Come annaffiare l’orchidea

Come annaffiare l'orchidea

Come annaffiare l’orchidea

  • Dosare la giusta quantità di acqua
  • Evitare l’acqua del rubinetto
  • Usare la giusta tecnica
  • Imparare ad annaffiare con la tecnica dell’immersione
  • Non creare ristagni
  • Fare attenzione alla frequenza
  • Non sbagliare l’esposizione solare

L’orchidea è probabilmente una delle piante più famose per la particolare eleganza dei suoi fiori, è conosciuta come icona della battaglia contro il cancro ed è molto diffusa. Tuttavia rimane una pianta molto delicata e necessita di alcuni accorgimenti soprattutto per l’irrigazione. Annaffiare l’orchidea in modo inadeguato significherebbe farla appassire. Curare l’orchidea è una faccenda seria, che richiede una certa dose di cura, quindi anche se sapete come annaffiare le piante è importante che leggiate questa guida.

Come annaffiare l’orchidea: l’acqua

Non è consigliabile usare quella del rubinetto, perchè contiene un’alta percentuale di cloro ed altre sostanze mal tollerate dalla pianta. Acqua piovana o acqua distillata, sono entrambe scelte ottimali per annaffiare l’orchidea e garantirle una salute eccellente. L’orchidea è una di quelle piante da fiore con cui si può fare l’idrocoltura.

• _MATERIALE FORNITO_
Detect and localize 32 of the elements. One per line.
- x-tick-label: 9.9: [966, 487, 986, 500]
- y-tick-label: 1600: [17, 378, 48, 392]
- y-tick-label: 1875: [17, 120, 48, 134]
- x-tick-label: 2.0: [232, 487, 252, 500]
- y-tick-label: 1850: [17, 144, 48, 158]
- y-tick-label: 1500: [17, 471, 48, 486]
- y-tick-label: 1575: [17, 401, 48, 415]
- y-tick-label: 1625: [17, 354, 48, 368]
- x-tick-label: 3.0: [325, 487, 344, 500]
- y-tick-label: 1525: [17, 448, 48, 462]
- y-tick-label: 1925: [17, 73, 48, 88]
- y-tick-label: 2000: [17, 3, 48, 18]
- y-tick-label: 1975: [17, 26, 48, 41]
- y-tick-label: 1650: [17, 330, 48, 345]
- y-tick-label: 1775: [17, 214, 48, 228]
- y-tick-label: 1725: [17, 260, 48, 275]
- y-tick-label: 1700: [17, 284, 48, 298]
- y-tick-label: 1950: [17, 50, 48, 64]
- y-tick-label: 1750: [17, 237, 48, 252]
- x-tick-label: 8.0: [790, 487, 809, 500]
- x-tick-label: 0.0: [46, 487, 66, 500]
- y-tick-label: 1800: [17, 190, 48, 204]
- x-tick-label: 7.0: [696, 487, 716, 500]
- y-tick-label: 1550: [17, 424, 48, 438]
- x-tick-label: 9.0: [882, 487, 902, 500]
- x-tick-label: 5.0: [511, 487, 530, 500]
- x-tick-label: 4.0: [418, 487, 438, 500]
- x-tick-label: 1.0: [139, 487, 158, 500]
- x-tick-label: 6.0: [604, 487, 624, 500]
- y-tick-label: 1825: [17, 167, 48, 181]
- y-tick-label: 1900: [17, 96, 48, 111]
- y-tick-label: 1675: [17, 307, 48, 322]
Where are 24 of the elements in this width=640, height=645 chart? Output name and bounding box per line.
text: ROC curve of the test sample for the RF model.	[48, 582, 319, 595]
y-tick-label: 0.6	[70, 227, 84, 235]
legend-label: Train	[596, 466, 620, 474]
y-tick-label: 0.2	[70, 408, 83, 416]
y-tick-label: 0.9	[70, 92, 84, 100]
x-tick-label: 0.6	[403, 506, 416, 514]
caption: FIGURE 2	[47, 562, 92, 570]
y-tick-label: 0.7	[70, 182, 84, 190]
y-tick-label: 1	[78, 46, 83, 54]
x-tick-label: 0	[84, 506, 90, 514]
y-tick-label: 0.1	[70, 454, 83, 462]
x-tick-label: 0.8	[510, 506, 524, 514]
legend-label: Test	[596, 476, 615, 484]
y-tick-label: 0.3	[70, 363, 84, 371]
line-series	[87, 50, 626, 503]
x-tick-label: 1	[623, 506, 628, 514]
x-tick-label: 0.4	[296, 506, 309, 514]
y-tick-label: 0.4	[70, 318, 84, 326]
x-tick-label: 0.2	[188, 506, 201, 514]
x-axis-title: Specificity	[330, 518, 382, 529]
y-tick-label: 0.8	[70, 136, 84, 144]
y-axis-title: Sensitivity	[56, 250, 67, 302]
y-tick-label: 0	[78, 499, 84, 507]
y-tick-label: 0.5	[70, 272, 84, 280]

• _COSA FARE_
Per favore, stampa per intero il testo su come annaffiare l'orchidea, identico in ogni parola.

• _RISPOSTA_
Come annaffiare l’orchidea

Come annaffiare l'orchidea

Come annaffiare l’orchidea

  • Dosare la giusta quantità di acqua
  • Evitare l’acqua del rubinetto
  • Usare la giusta tecnica
  • Imparare ad annaffiare con la tecnica dell’immersione
  • Non creare ristagni
  • Fare attenzione alla frequenza
  • Non sbagliare l’esposizione solare

L’orchidea è probabilmente una delle piante più famose per la particolare eleganza dei suoi fiori, è conosciuta come icona della battaglia contro il cancro ed è molto diffusa. Tuttavia rimane una pianta molto delicata e necessita di alcuni accorgimenti soprattutto per l’irrigazione. Annaffiare l’orchidea in modo inadeguato significherebbe farla appassire. Curare l’orchidea è una faccenda seria, che richiede una certa dose di cura, quindi anche se sapete come annaffiare le piante è importante che leggiate questa guida.

Come annaffiare l’orchidea: l’acqua

Non è consigliabile usare quella del rubinetto, perchè contiene un’alta percentuale di cloro ed altre sostanze mal tollerate dalla pianta. Acqua piovana o acqua distillata, sono entrambe scelte ottimali per annaffiare l’orchidea e garantirle una salute eccellente. L’orchidea è una di quelle piante da fiore con cui si può fare l’idrocoltura.